Task description ->
Write out the records word for word, with no pictures.

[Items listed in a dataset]
= = = = = = =

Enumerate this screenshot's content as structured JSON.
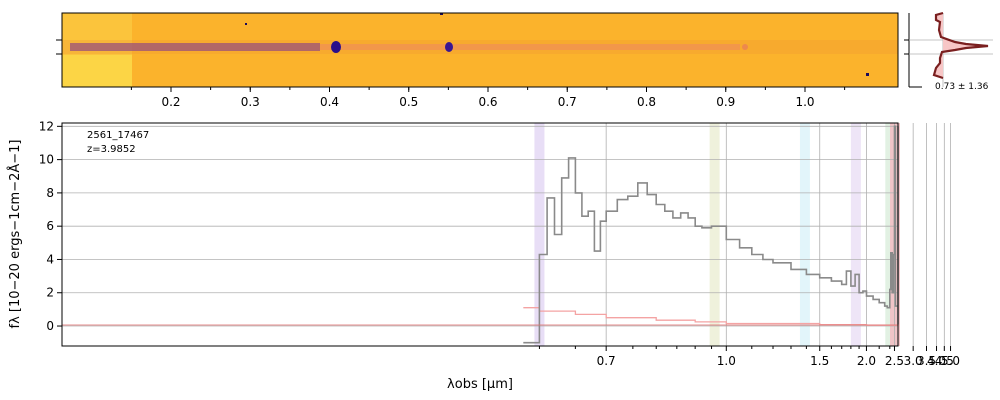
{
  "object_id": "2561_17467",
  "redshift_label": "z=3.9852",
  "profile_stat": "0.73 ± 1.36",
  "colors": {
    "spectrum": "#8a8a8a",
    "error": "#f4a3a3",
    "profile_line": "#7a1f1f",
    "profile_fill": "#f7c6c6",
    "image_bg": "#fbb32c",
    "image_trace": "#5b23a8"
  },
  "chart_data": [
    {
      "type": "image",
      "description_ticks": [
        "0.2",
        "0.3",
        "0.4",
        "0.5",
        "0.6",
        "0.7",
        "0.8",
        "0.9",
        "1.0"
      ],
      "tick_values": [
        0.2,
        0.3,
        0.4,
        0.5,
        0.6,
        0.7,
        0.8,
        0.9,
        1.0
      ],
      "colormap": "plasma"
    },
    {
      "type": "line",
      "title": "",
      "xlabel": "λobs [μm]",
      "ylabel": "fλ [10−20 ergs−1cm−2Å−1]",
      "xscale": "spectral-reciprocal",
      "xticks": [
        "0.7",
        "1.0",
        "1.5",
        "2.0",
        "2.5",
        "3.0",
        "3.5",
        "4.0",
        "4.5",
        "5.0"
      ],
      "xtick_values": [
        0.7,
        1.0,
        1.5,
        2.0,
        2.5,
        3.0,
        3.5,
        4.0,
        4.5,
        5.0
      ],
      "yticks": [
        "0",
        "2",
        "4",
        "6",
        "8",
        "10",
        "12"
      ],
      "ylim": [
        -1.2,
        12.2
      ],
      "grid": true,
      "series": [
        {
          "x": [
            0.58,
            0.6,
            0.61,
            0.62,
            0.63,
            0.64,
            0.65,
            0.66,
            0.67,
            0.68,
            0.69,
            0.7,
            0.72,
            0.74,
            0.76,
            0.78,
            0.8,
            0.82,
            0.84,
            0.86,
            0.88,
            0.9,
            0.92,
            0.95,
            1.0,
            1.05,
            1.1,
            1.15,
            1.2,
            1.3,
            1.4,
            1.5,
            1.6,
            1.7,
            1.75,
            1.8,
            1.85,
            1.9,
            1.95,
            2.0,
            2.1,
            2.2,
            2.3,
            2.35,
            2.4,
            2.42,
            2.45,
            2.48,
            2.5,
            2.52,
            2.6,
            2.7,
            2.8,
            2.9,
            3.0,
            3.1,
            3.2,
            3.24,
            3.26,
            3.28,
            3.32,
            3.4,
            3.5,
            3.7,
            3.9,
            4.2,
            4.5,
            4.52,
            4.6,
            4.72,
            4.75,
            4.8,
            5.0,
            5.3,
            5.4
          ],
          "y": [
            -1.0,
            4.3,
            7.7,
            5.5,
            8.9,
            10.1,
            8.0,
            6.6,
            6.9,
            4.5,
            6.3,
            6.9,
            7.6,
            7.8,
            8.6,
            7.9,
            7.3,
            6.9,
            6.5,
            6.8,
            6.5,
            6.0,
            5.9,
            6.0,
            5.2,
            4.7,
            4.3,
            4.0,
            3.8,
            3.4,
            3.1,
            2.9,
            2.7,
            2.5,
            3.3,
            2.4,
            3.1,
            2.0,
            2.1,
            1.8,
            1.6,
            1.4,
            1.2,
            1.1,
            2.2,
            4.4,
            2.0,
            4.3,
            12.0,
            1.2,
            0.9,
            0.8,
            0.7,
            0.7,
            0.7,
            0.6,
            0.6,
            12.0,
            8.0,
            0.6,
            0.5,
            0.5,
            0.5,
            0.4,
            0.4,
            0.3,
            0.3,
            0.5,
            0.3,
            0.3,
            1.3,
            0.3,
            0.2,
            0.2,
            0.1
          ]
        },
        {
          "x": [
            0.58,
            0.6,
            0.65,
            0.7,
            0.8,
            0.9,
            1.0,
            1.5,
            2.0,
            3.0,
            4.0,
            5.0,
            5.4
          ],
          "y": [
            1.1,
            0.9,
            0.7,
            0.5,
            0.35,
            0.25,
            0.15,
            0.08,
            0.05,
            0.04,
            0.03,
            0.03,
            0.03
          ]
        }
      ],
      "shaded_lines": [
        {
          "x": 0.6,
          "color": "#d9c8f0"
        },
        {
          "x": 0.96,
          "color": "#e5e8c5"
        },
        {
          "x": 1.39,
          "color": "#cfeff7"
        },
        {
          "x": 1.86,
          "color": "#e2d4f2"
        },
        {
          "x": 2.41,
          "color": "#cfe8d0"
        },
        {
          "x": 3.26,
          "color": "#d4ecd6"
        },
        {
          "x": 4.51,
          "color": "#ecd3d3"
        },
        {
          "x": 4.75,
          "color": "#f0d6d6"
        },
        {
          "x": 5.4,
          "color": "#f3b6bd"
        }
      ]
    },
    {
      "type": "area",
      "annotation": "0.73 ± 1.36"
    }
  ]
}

= = = = = = =

Final answer ->
Enumerate this screenshot's content as structured JSON.
{
  "object_id": "2561_17467",
  "redshift_label": "z=3.9852",
  "profile_stat": "0.73 ± 1.36",
  "colors": {
    "spectrum": "#8a8a8a",
    "error": "#f4a3a3",
    "profile_line": "#7a1f1f",
    "profile_fill": "#f7c6c6",
    "image_bg": "#fbb32c",
    "image_trace": "#5b23a8"
  },
  "chart_data": [
    {
      "type": "image",
      "description_ticks": [
        "0.2",
        "0.3",
        "0.4",
        "0.5",
        "0.6",
        "0.7",
        "0.8",
        "0.9",
        "1.0"
      ],
      "tick_values": [
        0.2,
        0.3,
        0.4,
        0.5,
        0.6,
        0.7,
        0.8,
        0.9,
        1.0
      ],
      "colormap": "plasma"
    },
    {
      "type": "line",
      "title": "",
      "xlabel": "λobs [μm]",
      "ylabel": "fλ [10−20 ergs−1cm−2Å−1]",
      "xscale": "spectral-reciprocal",
      "xticks": [
        "0.7",
        "1.0",
        "1.5",
        "2.0",
        "2.5",
        "3.0",
        "3.5",
        "4.0",
        "4.5",
        "5.0"
      ],
      "xtick_values": [
        0.7,
        1.0,
        1.5,
        2.0,
        2.5,
        3.0,
        3.5,
        4.0,
        4.5,
        5.0
      ],
      "yticks": [
        "0",
        "2",
        "4",
        "6",
        "8",
        "10",
        "12"
      ],
      "ylim": [
        -1.2,
        12.2
      ],
      "grid": true,
      "series": [
        {
          "x": [
            0.58,
            0.6,
            0.61,
            0.62,
            0.63,
            0.64,
            0.65,
            0.66,
            0.67,
            0.68,
            0.69,
            0.7,
            0.72,
            0.74,
            0.76,
            0.78,
            0.8,
            0.82,
            0.84,
            0.86,
            0.88,
            0.9,
            0.92,
            0.95,
            1.0,
            1.05,
            1.1,
            1.15,
            1.2,
            1.3,
            1.4,
            1.5,
            1.6,
            1.7,
            1.75,
            1.8,
            1.85,
            1.9,
            1.95,
            2.0,
            2.1,
            2.2,
            2.3,
            2.35,
            2.4,
            2.42,
            2.45,
            2.48,
            2.5,
            2.52,
            2.6,
            2.7,
            2.8,
            2.9,
            3.0,
            3.1,
            3.2,
            3.24,
            3.26,
            3.28,
            3.32,
            3.4,
            3.5,
            3.7,
            3.9,
            4.2,
            4.5,
            4.52,
            4.6,
            4.72,
            4.75,
            4.8,
            5.0,
            5.3,
            5.4
          ],
          "y": [
            -1.0,
            4.3,
            7.7,
            5.5,
            8.9,
            10.1,
            8.0,
            6.6,
            6.9,
            4.5,
            6.3,
            6.9,
            7.6,
            7.8,
            8.6,
            7.9,
            7.3,
            6.9,
            6.5,
            6.8,
            6.5,
            6.0,
            5.9,
            6.0,
            5.2,
            4.7,
            4.3,
            4.0,
            3.8,
            3.4,
            3.1,
            2.9,
            2.7,
            2.5,
            3.3,
            2.4,
            3.1,
            2.0,
            2.1,
            1.8,
            1.6,
            1.4,
            1.2,
            1.1,
            2.2,
            4.4,
            2.0,
            4.3,
            12.0,
            1.2,
            0.9,
            0.8,
            0.7,
            0.7,
            0.7,
            0.6,
            0.6,
            12.0,
            8.0,
            0.6,
            0.5,
            0.5,
            0.5,
            0.4,
            0.4,
            0.3,
            0.3,
            0.5,
            0.3,
            0.3,
            1.3,
            0.3,
            0.2,
            0.2,
            0.1
          ]
        },
        {
          "x": [
            0.58,
            0.6,
            0.65,
            0.7,
            0.8,
            0.9,
            1.0,
            1.5,
            2.0,
            3.0,
            4.0,
            5.0,
            5.4
          ],
          "y": [
            1.1,
            0.9,
            0.7,
            0.5,
            0.35,
            0.25,
            0.15,
            0.08,
            0.05,
            0.04,
            0.03,
            0.03,
            0.03
          ]
        }
      ],
      "shaded_lines": [
        {
          "x": 0.6,
          "color": "#d9c8f0"
        },
        {
          "x": 0.96,
          "color": "#e5e8c5"
        },
        {
          "x": 1.39,
          "color": "#cfeff7"
        },
        {
          "x": 1.86,
          "color": "#e2d4f2"
        },
        {
          "x": 2.41,
          "color": "#cfe8d0"
        },
        {
          "x": 3.26,
          "color": "#d4ecd6"
        },
        {
          "x": 4.51,
          "color": "#ecd3d3"
        },
        {
          "x": 4.75,
          "color": "#f0d6d6"
        },
        {
          "x": 5.4,
          "color": "#f3b6bd"
        }
      ]
    },
    {
      "type": "area",
      "annotation": "0.73 ± 1.36"
    }
  ]
}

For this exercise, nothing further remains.